■ EXERCISE PROMPT ■
Turn the listing, from its first line through the line containing "chip-women[interactable]: # 20대", into a numbered list, and leave out any blank lines.

* begin INPUT DATA *

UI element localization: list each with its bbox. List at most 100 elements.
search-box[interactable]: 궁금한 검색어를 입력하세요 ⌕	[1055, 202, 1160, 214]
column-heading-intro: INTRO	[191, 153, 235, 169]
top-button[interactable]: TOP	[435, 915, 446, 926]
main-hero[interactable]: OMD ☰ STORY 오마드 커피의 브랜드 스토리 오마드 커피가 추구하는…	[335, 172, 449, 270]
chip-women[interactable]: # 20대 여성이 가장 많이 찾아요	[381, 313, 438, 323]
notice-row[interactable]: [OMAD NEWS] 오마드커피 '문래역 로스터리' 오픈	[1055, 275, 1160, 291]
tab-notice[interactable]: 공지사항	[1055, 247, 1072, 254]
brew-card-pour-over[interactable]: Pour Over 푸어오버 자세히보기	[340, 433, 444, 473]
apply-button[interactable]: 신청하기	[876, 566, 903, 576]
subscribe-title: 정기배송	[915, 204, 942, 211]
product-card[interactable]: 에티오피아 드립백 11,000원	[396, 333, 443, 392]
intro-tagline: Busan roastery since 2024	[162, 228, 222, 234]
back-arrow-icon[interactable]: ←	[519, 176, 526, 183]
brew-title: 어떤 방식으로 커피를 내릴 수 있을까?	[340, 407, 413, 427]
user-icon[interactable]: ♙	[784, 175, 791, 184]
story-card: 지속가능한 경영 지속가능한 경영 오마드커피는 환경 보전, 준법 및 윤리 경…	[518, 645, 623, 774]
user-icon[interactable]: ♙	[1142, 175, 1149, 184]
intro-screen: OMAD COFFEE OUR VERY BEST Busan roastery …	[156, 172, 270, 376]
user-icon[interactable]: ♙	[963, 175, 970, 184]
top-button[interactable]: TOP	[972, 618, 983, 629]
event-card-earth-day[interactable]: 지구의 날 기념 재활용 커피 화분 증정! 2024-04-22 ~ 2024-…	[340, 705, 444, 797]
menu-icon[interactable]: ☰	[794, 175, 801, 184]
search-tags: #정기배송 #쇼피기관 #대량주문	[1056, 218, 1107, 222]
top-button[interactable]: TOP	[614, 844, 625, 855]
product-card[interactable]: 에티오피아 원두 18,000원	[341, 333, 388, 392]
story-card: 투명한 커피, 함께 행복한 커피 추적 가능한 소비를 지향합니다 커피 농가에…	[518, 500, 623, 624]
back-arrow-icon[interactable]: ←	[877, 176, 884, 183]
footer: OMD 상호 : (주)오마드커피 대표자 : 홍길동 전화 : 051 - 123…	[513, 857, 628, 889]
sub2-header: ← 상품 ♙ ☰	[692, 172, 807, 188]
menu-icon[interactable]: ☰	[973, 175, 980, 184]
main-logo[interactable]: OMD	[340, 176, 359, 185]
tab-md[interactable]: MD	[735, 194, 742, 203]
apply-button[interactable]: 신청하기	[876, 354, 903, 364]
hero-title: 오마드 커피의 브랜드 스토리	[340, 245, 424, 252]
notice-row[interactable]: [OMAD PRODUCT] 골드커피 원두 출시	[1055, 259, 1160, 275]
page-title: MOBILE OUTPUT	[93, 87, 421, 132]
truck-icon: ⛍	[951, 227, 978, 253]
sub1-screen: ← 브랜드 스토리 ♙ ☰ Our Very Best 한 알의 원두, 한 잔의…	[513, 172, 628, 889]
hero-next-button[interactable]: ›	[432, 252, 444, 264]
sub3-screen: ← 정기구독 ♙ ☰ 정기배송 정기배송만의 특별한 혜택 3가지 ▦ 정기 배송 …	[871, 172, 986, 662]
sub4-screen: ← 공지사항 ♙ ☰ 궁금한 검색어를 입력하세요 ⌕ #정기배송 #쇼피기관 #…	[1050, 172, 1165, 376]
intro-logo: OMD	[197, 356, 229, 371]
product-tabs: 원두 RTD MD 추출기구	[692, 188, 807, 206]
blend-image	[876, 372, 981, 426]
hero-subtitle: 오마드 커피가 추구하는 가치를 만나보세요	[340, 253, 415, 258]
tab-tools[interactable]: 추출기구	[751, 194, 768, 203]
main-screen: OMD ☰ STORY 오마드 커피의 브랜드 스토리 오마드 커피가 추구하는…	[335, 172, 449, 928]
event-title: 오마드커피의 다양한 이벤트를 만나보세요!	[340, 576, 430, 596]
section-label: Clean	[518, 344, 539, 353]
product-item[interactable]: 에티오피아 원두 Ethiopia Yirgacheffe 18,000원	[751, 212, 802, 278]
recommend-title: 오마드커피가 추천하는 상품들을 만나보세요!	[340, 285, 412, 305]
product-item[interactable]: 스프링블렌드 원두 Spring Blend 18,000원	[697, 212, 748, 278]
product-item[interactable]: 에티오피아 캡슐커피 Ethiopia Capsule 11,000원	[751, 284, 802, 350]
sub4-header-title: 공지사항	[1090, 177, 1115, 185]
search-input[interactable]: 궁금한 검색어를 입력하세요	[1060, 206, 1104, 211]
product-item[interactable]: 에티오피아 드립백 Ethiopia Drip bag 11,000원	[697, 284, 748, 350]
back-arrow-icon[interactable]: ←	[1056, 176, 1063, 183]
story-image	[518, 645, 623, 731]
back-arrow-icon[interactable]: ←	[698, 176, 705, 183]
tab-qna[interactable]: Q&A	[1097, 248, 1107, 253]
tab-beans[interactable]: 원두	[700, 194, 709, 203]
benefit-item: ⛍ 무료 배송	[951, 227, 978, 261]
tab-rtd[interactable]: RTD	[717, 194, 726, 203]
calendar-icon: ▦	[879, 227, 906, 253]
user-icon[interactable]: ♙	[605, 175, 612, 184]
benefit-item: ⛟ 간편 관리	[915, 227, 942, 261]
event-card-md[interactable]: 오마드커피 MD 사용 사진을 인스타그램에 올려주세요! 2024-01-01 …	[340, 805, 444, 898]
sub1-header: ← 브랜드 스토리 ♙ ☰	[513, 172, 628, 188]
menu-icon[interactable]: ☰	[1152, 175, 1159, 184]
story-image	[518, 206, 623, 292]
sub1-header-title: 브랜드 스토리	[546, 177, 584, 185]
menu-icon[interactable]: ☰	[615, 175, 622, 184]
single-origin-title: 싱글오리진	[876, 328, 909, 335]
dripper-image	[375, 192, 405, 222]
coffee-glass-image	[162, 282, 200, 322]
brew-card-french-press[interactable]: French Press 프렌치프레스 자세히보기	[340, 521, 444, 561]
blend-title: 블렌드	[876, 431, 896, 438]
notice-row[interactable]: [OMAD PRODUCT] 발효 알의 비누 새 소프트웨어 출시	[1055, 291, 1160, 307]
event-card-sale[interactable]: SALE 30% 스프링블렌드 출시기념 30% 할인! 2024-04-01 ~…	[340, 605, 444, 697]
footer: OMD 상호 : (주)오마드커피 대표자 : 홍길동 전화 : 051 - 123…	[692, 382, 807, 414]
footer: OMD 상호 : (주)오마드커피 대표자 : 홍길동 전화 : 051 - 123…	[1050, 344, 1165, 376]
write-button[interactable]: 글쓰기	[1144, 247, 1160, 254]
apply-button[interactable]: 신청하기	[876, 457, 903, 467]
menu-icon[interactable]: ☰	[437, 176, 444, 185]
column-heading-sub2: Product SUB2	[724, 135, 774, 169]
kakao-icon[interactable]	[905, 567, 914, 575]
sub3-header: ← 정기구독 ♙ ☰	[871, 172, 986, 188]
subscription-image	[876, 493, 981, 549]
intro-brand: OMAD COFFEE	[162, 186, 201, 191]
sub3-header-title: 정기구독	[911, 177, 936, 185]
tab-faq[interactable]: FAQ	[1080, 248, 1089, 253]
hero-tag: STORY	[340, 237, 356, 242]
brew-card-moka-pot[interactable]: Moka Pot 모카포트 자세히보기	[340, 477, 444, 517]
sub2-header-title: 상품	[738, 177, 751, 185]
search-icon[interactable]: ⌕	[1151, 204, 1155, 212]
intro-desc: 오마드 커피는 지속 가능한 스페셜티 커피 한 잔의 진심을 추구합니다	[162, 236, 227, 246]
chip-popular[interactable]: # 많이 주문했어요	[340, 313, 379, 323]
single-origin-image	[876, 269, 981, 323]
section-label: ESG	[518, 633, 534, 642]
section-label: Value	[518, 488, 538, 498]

* end INPUT DATA *

■ FINISHED ANSWER ■
1. UI element localization: list each with its bbox. List at most 100 elements.
2. search-box[interactable]: 궁금한 검색어를 입력하세요 ⌕	[1055, 202, 1160, 214]
3. column-heading-intro: INTRO	[191, 153, 235, 169]
4. top-button[interactable]: TOP	[435, 915, 446, 926]
5. main-hero[interactable]: OMD ☰ STORY 오마드 커피의 브랜드 스토리 오마드 커피가 추구하는…	[335, 172, 449, 270]
6. chip-women[interactable]: # 20대 여성이 가장 많이 찾아요	[381, 313, 438, 323]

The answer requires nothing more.